**THE REQUEST**
Set the listing down unchanged, minus every embedded image.

**STORED ROWS**
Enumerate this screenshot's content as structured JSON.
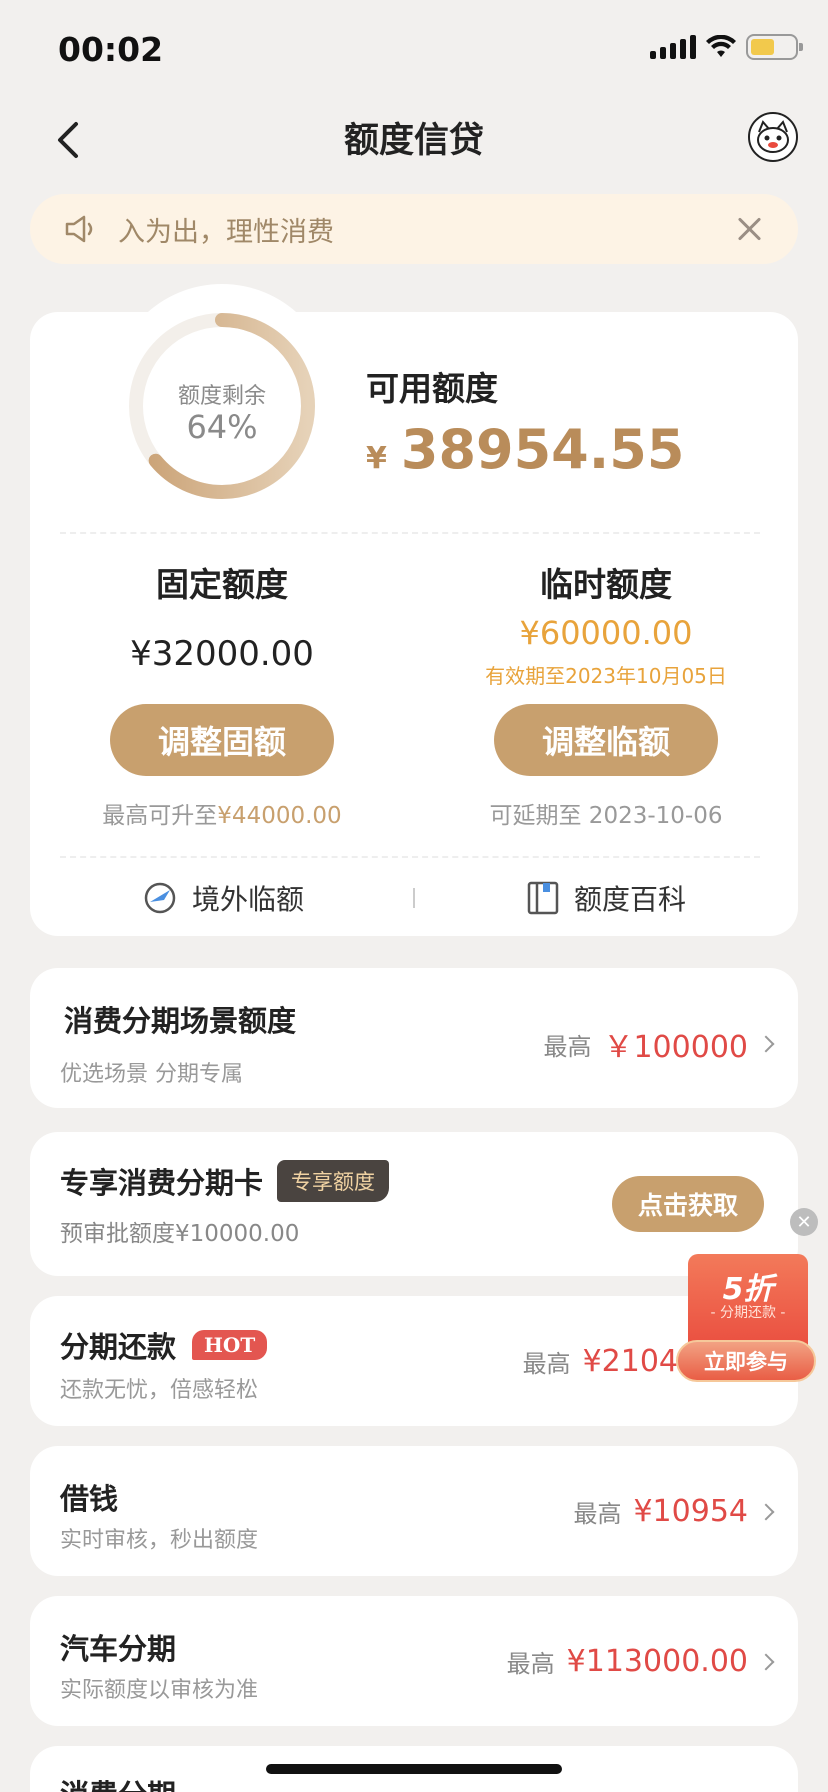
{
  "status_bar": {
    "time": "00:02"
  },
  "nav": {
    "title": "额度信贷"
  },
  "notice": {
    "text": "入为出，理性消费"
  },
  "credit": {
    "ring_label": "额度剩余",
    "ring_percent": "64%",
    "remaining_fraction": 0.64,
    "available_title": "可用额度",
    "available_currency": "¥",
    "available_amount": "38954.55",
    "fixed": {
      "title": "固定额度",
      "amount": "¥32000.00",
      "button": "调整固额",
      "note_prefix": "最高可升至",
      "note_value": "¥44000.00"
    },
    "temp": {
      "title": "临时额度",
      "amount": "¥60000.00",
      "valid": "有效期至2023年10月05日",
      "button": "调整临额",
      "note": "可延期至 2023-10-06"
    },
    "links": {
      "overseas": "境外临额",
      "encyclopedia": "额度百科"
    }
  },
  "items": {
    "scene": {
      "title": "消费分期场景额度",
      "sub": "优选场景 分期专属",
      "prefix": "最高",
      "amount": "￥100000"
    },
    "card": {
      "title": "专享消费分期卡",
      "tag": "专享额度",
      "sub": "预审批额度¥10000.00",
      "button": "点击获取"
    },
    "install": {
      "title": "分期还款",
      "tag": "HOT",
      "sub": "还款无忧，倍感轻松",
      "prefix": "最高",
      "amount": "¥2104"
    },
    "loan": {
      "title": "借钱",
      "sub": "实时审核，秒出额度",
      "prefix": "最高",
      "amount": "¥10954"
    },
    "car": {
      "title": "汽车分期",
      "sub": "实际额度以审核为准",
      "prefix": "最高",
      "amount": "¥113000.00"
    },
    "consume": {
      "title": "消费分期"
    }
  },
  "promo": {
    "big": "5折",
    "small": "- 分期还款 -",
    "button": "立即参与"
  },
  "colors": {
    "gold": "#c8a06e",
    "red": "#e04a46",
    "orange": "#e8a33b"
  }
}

**RESULT**
Enumerate this screenshot's content as structured JSON.
{
  "status_bar": {
    "time": "00:02"
  },
  "nav": {
    "title": "额度信贷"
  },
  "notice": {
    "text": "入为出，理性消费"
  },
  "credit": {
    "ring_label": "额度剩余",
    "ring_percent": "64%",
    "remaining_fraction": 0.64,
    "available_title": "可用额度",
    "available_currency": "¥",
    "available_amount": "38954.55",
    "fixed": {
      "title": "固定额度",
      "amount": "¥32000.00",
      "button": "调整固额",
      "note_prefix": "最高可升至",
      "note_value": "¥44000.00"
    },
    "temp": {
      "title": "临时额度",
      "amount": "¥60000.00",
      "valid": "有效期至2023年10月05日",
      "button": "调整临额",
      "note": "可延期至 2023-10-06"
    },
    "links": {
      "overseas": "境外临额",
      "encyclopedia": "额度百科"
    }
  },
  "items": {
    "scene": {
      "title": "消费分期场景额度",
      "sub": "优选场景 分期专属",
      "prefix": "最高",
      "amount": "￥100000"
    },
    "card": {
      "title": "专享消费分期卡",
      "tag": "专享额度",
      "sub": "预审批额度¥10000.00",
      "button": "点击获取"
    },
    "install": {
      "title": "分期还款",
      "tag": "HOT",
      "sub": "还款无忧，倍感轻松",
      "prefix": "最高",
      "amount": "¥2104"
    },
    "loan": {
      "title": "借钱",
      "sub": "实时审核，秒出额度",
      "prefix": "最高",
      "amount": "¥10954"
    },
    "car": {
      "title": "汽车分期",
      "sub": "实际额度以审核为准",
      "prefix": "最高",
      "amount": "¥113000.00"
    },
    "consume": {
      "title": "消费分期"
    }
  },
  "promo": {
    "big": "5折",
    "small": "- 分期还款 -",
    "button": "立即参与"
  },
  "colors": {
    "gold": "#c8a06e",
    "red": "#e04a46",
    "orange": "#e8a33b"
  }
}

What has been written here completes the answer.